> WHAT TO PRODUCE: Drop all pictures and repeat exactly the lines from the line holding "OCR this image." through the end of the records.

> MATERIAL TO PROCESS:
_____
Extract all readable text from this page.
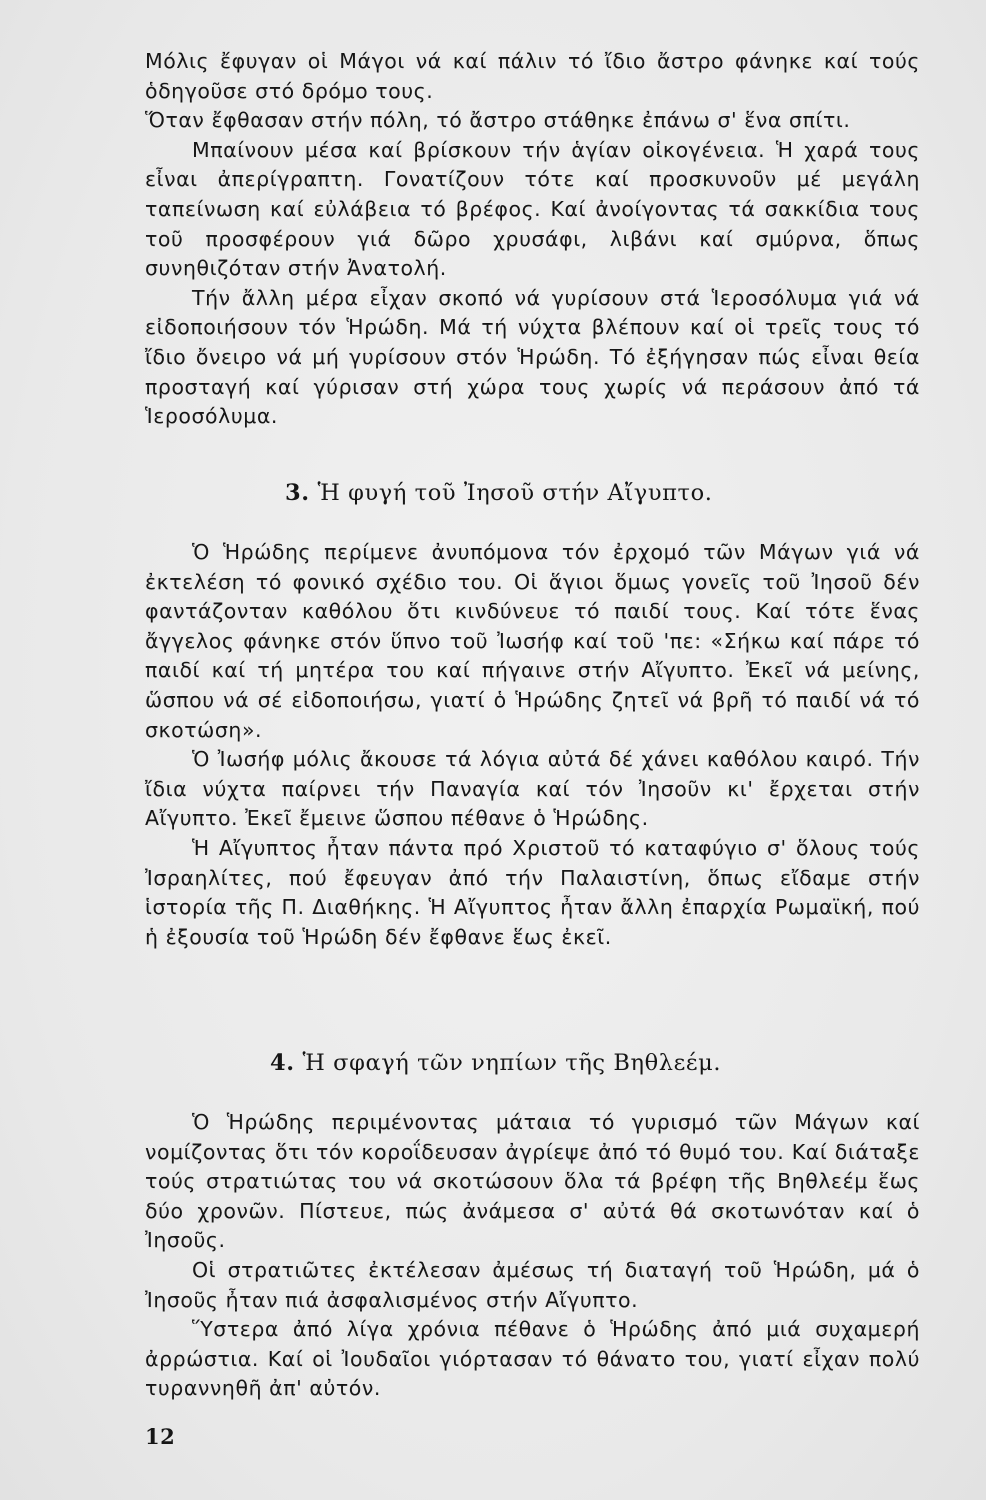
Μόλις ἔφυγαν οἱ Μάγοι νά καί πάλιν τό ἴδιο ἄστρο φάνηκε καί τούς ὁδηγοῦσε στό δρόμο τους.

Ὅταν ἔφθασαν στήν πόλη, τό ἄστρο στάθηκε ἐπάνω σ' ἕνα σπίτι.

Μπαίνουν μέσα καί βρίσκουν τήν ἁγίαν οἰκογένεια. Ἡ χαρά τους εἶναι ἀπερίγραπτη. Γονατίζουν τότε καί προσκυνοῦν μέ μεγάλη ταπείνωση καί εὐλάβεια τό βρέφος. Καί ἀνοίγοντας τά σακκίδια τους τοῦ προσφέρουν γιά δῶρο χρυσάφι, λιβάνι καί σμύρνα, ὅπως συνηθιζόταν στήν Ἀνατολή.

Τήν ἄλλη μέρα εἶχαν σκοπό νά γυρίσουν στά Ἱεροσόλυμα γιά νά εἰδοποιήσουν τόν Ἡρώδη. Μά τή νύχτα βλέπουν καί οἱ τρεῖς τους τό ἴδιο ὄνειρο νά μή γυρίσουν στόν Ἡρώδη. Τό ἐξήγησαν πώς εἶναι θεία προσταγή καί γύρισαν στή χώρα τους χωρίς νά περάσουν ἀπό τά Ἱεροσόλυμα.

3. Ἡ φυγή τοῦ Ἰησοῦ στήν Αἴγυπτο.

Ὁ Ἡρώδης περίμενε ἀνυπόμονα τόν ἐρχομό τῶν Μάγων γιά νά ἐκτελέση τό φονικό σχέδιο του. Οἱ ἅγιοι ὅμως γονεῖς τοῦ Ἰησοῦ δέν φαντάζονταν καθόλου ὅτι κινδύνευε τό παιδί τους. Καί τότε ἕνας ἄγγελος φάνηκε στόν ὕπνο τοῦ Ἰωσήφ καί τοῦ 'πε: «Σήκω καί πάρε τό παιδί καί τή μητέρα του καί πήγαινε στήν Αἴγυπτο. Ἐκεῖ νά μείνης, ὥσπου νά σέ εἰδοποιήσω, γιατί ὁ Ἡρώδης ζητεῖ νά βρῆ τό παιδί νά τό σκοτώση».

Ὁ Ἰωσήφ μόλις ἄκουσε τά λόγια αὐτά δέ χάνει καθόλου καιρό. Τήν ἴδια νύχτα παίρνει τήν Παναγία καί τόν Ἰησοῦν κι' ἔρχεται στήν Αἴγυπτο. Ἐκεῖ ἔμεινε ὥσπου πέθανε ὁ Ἡρώδης.

Ἡ Αἴγυπτος ἦταν πάντα πρό Χριστοῦ τό καταφύγιο σ' ὅλους τούς Ἰσραηλίτες, πού ἔφευγαν ἀπό τήν Παλαιστίνη, ὅπως εἴδαμε στήν ἱστορία τῆς Π. Διαθήκης. Ἡ Αἴγυπτος ἦταν ἄλλη ἐπαρχία Ρωμαϊκή, πού ἡ ἐξουσία τοῦ Ἡρώδη δέν ἔφθανε ἕως ἐκεῖ.

4. Ἡ σφαγή τῶν νηπίων τῆς Βηθλεέμ.

Ὁ Ἡρώδης περιμένοντας μάταια τό γυρισμό τῶν Μάγων καί νομίζοντας ὅτι τόν κοροΐδευσαν ἀγρίεψε ἀπό τό θυμό του. Καί διάταξε τούς στρατιώτας του νά σκοτώσουν ὅλα τά βρέφη τῆς Βηθλεέμ ἕως δύο χρονῶν. Πίστευε, πώς ἀνάμεσα σ' αὐτά θά σκοτωνόταν καί ὁ Ἰησοῦς.

Οἱ στρατιῶτες ἐκτέλεσαν ἀμέσως τή διαταγή τοῦ Ἡρώδη, μά ὁ Ἰησοῦς ἦταν πιά ἀσφαλισμένος στήν Αἴγυπτο.

Ὕστερα ἀπό λίγα χρόνια πέθανε ὁ Ἡρώδης ἀπό μιά συχαμερή ἀρρώστια. Καί οἱ Ἰουδαῖοι γιόρτασαν τό θάνατο του, γιατί εἶχαν πολύ τυραννηθῆ ἀπ' αὐτόν.

12
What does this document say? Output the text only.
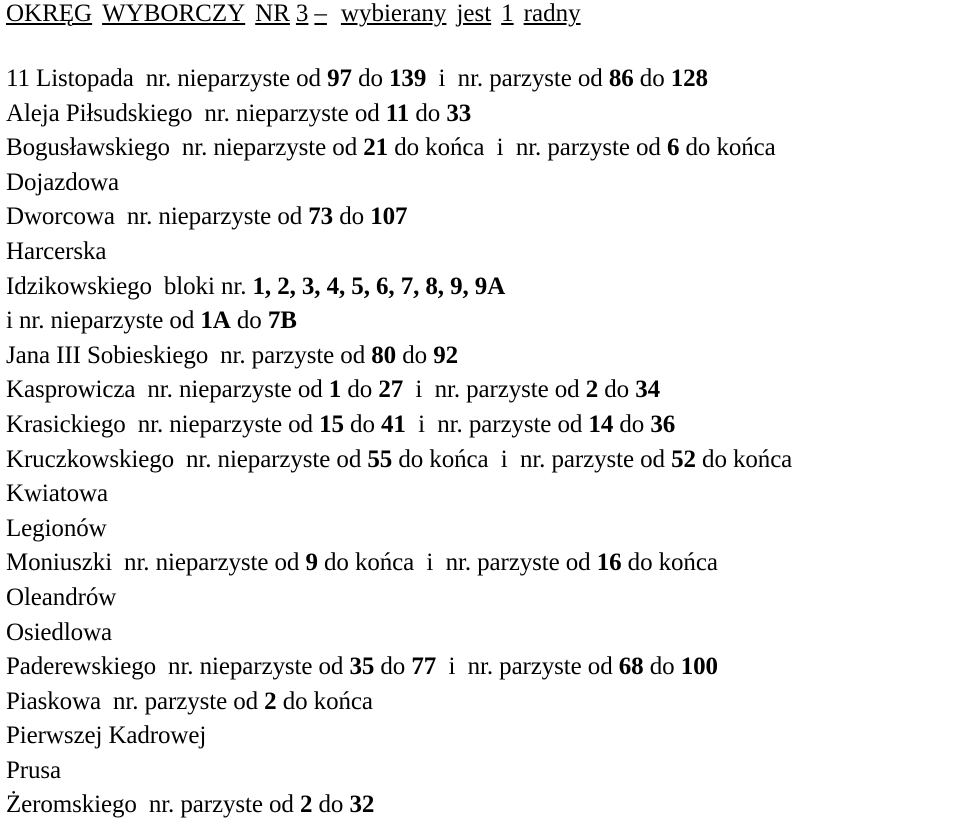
OKRĘG WYBORCZY NR 3 – wybierany jest 1 radny
11 Listopada nr. nieparzyste od 97 do 139  i  nr. parzyste od 86 do 128
Aleja Piłsudskiego nr. nieparzyste od 11 do 33
Bogusławskiego nr. nieparzyste od 21 do końca  i  nr. parzyste od 6 do końca
Dojazdowa
Dworcowa nr. nieparzyste od 73 do 107
Harcerska
Idzikowskiego bloki nr. 1, 2, 3, 4, 5, 6, 7, 8, 9, 9A
i nr. nieparzyste od 1A do 7B
Jana III Sobieskiego nr. parzyste od 80 do 92
Kasprowicza nr. nieparzyste od 1 do 27  i  nr. parzyste od 2 do 34
Krasickiego nr. nieparzyste od 15 do 41  i  nr. parzyste od 14 do 36
Kruczkowskiego nr. nieparzyste od 55 do końca  i  nr. parzyste od 52 do końca
Kwiatowa
Legionów
Moniuszki nr. nieparzyste od 9 do końca  i  nr. parzyste od 16 do końca
Oleandrów
Osiedlowa
Paderewskiego nr. nieparzyste od 35 do 77  i  nr. parzyste od 68 do 100
Piaskowa nr. parzyste od 2 do końca
Pierwszej Kadrowej
Prusa
Żeromskiego nr. parzyste od 2 do 32
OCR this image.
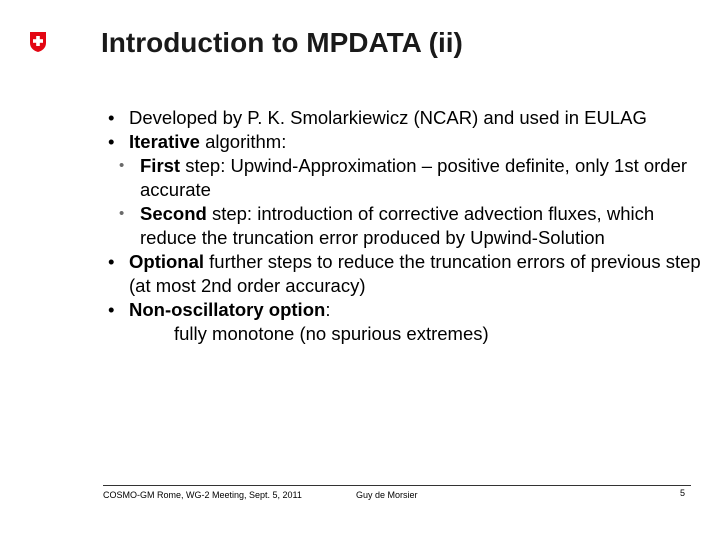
Introduction to MPDATA (ii)
• Developed by P. K. Smolarkiewicz (NCAR) and used in EULAG
• Iterative algorithm:
• First step: Upwind-Approximation – positive definite, only 1st order accurate
• Second step: introduction of corrective advection fluxes, which reduce the truncation error produced by Upwind-Solution
• Optional further steps to reduce the truncation errors of previous step (at most 2nd order accuracy)
• Non-oscillatory option:
fully monotone (no spurious extremes)
COSMO-GM Rome, WG-2 Meeting, Sept. 5, 2011	Guy de Morsier	5
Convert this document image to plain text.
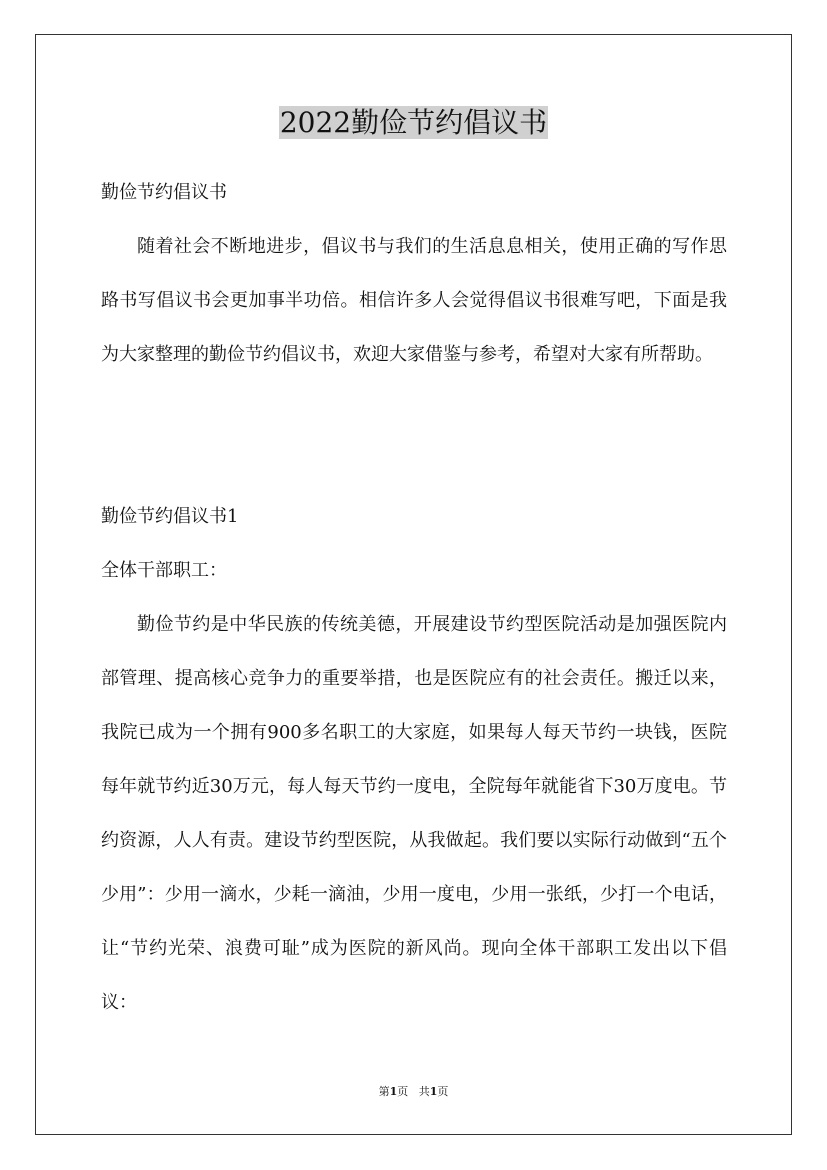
2022勤俭节约倡议书

勤俭节约倡议书

随着社会不断地进步，倡议书与我们的生活息息相关，使用正确的写作思路书写倡议书会更加事半功倍。相信许多人会觉得倡议书很难写吧，下面是我为大家整理的勤俭节约倡议书，欢迎大家借鉴与参考，希望对大家有所帮助。

勤俭节约倡议书1

全体干部职工：

勤俭节约是中华民族的传统美德，开展建设节约型医院活动是加强医院内部管理、提高核心竞争力的重要举措，也是医院应有的社会责任。搬迁以来，我院已成为一个拥有900多名职工的大家庭，如果每人每天节约一块钱，医院每年就节约近30万元，每人每天节约一度电，全院每年就能省下30万度电。节约资源，人人有责。建设节约型医院，从我做起。我们要以实际行动做到“五个少用”：少用一滴水，少耗一滴油，少用一度电，少用一张纸，少打一个电话，让“节约光荣、浪费可耻”成为医院的新风尚。现向全体干部职工发出以下倡议：

第1页 共1页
_____
> THE REPLY:
OCR this image.
Introduction to MPDATA (ii)
• Developed by P. K. Smolarkiewicz (NCAR) and used in EULAG
• Iterative algorithm:
• First step: Upwind-Approximation – positive definite, only 1st order accurate
• Second step: introduction of corrective advection fluxes, which reduce the truncation error produced by Upwind-Solution
• Optional further steps to reduce the truncation errors of previous step (at most 2nd order accuracy)
• Non-oscillatory option:
fully monotone (no spurious extremes)
COSMO-GM Rome, WG-2 Meeting, Sept. 5, 2011	Guy de Morsier	5
Convert this document image to plain text.
2022勤俭节约倡议书

勤俭节约倡议书

随着社会不断地进步，倡议书与我们的生活息息相关，使用正确的写作思路书写倡议书会更加事半功倍。相信许多人会觉得倡议书很难写吧，下面是我为大家整理的勤俭节约倡议书，欢迎大家借鉴与参考，希望对大家有所帮助。

勤俭节约倡议书1

全体干部职工：

勤俭节约是中华民族的传统美德，开展建设节约型医院活动是加强医院内部管理、提高核心竞争力的重要举措，也是医院应有的社会责任。搬迁以来，我院已成为一个拥有900多名职工的大家庭，如果每人每天节约一块钱，医院每年就节约近30万元，每人每天节约一度电，全院每年就能省下30万度电。节约资源，人人有责。建设节约型医院，从我做起。我们要以实际行动做到“五个少用”：少用一滴水，少耗一滴油，少用一度电，少用一张纸，少打一个电话，让“节约光荣、浪费可耻”成为医院的新风尚。现向全体干部职工发出以下倡议：

第1页 共1页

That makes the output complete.